TASK REQUIREMENTS: Write out the data again exactly, skipping every picture.

TASK DATA:
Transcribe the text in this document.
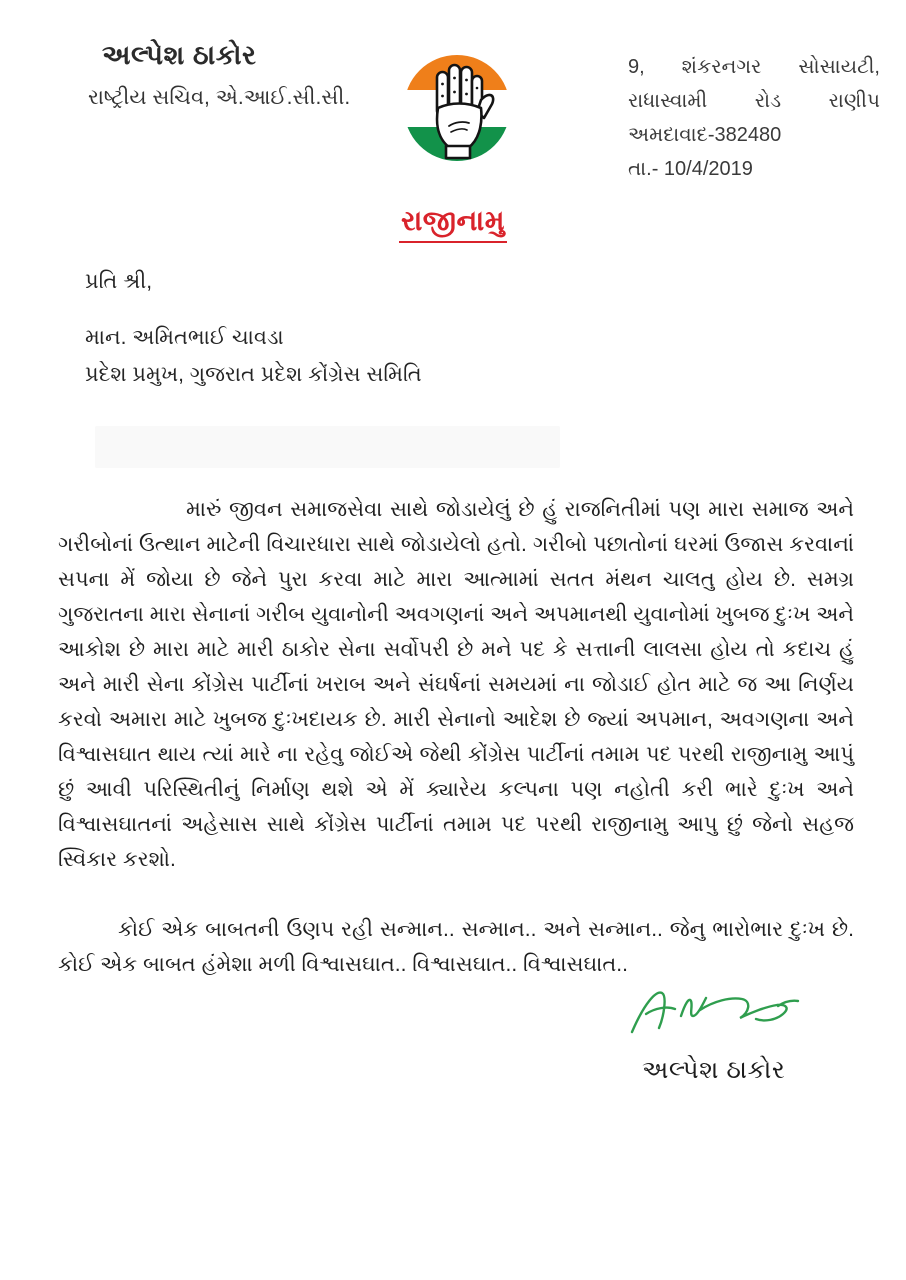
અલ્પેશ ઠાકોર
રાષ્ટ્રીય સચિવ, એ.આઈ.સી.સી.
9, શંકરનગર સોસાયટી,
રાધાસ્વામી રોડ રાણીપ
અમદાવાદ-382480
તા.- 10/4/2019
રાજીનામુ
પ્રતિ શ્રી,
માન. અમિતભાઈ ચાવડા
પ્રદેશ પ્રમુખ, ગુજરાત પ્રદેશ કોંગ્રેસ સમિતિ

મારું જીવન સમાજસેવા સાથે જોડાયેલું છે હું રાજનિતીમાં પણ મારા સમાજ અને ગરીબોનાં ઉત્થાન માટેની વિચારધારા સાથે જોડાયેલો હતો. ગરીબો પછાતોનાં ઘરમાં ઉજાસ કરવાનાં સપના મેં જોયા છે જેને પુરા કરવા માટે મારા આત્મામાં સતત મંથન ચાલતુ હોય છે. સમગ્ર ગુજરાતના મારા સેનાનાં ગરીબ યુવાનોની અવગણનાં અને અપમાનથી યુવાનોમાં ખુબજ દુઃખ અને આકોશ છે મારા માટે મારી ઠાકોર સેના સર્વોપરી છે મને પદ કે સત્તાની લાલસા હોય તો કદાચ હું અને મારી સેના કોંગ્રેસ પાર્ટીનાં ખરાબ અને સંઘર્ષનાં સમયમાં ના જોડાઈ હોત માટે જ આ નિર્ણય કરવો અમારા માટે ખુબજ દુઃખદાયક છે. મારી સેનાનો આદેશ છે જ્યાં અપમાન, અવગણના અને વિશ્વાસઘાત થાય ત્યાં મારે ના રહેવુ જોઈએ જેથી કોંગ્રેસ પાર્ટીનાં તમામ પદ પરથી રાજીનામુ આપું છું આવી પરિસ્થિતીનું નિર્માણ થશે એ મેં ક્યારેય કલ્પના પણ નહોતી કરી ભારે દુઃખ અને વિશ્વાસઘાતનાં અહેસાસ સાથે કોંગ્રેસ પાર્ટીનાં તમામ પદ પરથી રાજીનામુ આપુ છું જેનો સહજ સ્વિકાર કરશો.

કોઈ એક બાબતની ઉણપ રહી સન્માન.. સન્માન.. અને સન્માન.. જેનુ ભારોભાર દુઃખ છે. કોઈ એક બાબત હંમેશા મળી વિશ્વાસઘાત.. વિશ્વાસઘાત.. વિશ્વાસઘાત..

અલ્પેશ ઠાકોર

EXPECTED ANSWER:
Transcribe the text in this document.
અલ્પેશ ઠાકોર
રાષ્ટ્રીય સચિવ, એ.આઈ.સી.સી.
9, શંકરનગર સોસાયટી,
રાધાસ્વામી રોડ રાણીપ
અમદાવાદ-382480
તા.- 10/4/2019
રાજીનામુ
પ્રતિ શ્રી,
માન. અમિતભાઈ ચાવડા
પ્રદેશ પ્રમુખ, ગુજરાત પ્રદેશ કોંગ્રેસ સમિતિ

મારું જીવન સમાજસેવા સાથે જોડાયેલું છે હું રાજનિતીમાં પણ મારા સમાજ અને ગરીબોનાં ઉત્થાન માટેની વિચારધારા સાથે જોડાયેલો હતો. ગરીબો પછાતોનાં ઘરમાં ઉજાસ કરવાનાં સપના મેં જોયા છે જેને પુરા કરવા માટે મારા આત્મામાં સતત મંથન ચાલતુ હોય છે. સમગ્ર ગુજરાતના મારા સેનાનાં ગરીબ યુવાનોની અવગણનાં અને અપમાનથી યુવાનોમાં ખુબજ દુઃખ અને આકોશ છે મારા માટે મારી ઠાકોર સેના સર્વોપરી છે મને પદ કે સત્તાની લાલસા હોય તો કદાચ હું અને મારી સેના કોંગ્રેસ પાર્ટીનાં ખરાબ અને સંઘર્ષનાં સમયમાં ના જોડાઈ હોત માટે જ આ નિર્ણય કરવો અમારા માટે ખુબજ દુઃખદાયક છે. મારી સેનાનો આદેશ છે જ્યાં અપમાન, અવગણના અને વિશ્વાસઘાત થાય ત્યાં મારે ના રહેવુ જોઈએ જેથી કોંગ્રેસ પાર્ટીનાં તમામ પદ પરથી રાજીનામુ આપું છું આવી પરિસ્થિતીનું નિર્માણ થશે એ મેં ક્યારેય કલ્પના પણ નહોતી કરી ભારે દુઃખ અને વિશ્વાસઘાતનાં અહેસાસ સાથે કોંગ્રેસ પાર્ટીનાં તમામ પદ પરથી રાજીનામુ આપુ છું જેનો સહજ સ્વિકાર કરશો.

કોઈ એક બાબતની ઉણપ રહી સન્માન.. સન્માન.. અને સન્માન.. જેનુ ભારોભાર દુઃખ છે. કોઈ એક બાબત હંમેશા મળી વિશ્વાસઘાત.. વિશ્વાસઘાત.. વિશ્વાસઘાત..

અલ્પેશ ઠાકોર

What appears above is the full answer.